— Material to process —
>>>>>
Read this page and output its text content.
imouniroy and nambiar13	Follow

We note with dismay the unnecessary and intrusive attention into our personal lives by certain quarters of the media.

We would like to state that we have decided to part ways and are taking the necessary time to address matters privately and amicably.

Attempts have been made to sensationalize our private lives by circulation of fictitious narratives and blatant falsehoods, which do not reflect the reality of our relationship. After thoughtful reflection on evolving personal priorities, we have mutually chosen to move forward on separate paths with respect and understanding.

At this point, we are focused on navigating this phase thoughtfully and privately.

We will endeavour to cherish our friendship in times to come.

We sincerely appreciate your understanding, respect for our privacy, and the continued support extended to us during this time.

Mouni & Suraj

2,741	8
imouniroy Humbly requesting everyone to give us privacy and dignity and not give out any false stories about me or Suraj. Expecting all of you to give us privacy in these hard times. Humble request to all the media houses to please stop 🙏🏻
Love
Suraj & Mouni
<<<<<
— Instructions for the task —
Exactly as they are written, print the entries again.

— Response to this exercise —
Read this page and output its text content.
imouniroy and nambiar13	Follow

We note with dismay the unnecessary and intrusive attention into our personal lives by certain quarters of the media.

We would like to state that we have decided to part ways and are taking the necessary time to address matters privately and amicably.

Attempts have been made to sensationalize our private lives by circulation of fictitious narratives and blatant falsehoods, which do not reflect the reality of our relationship. After thoughtful reflection on evolving personal priorities, we have mutually chosen to move forward on separate paths with respect and understanding.

At this point, we are focused on navigating this phase thoughtfully and privately.

We will endeavour to cherish our friendship in times to come.

We sincerely appreciate your understanding, respect for our privacy, and the continued support extended to us during this time.

Mouni & Suraj

2,741	8
imouniroy Humbly requesting everyone to give us privacy and dignity and not give out any false stories about me or Suraj. Expecting all of you to give us privacy in these hard times. Humble request to all the media houses to please stop 🙏🏻
Love
Suraj & Mouni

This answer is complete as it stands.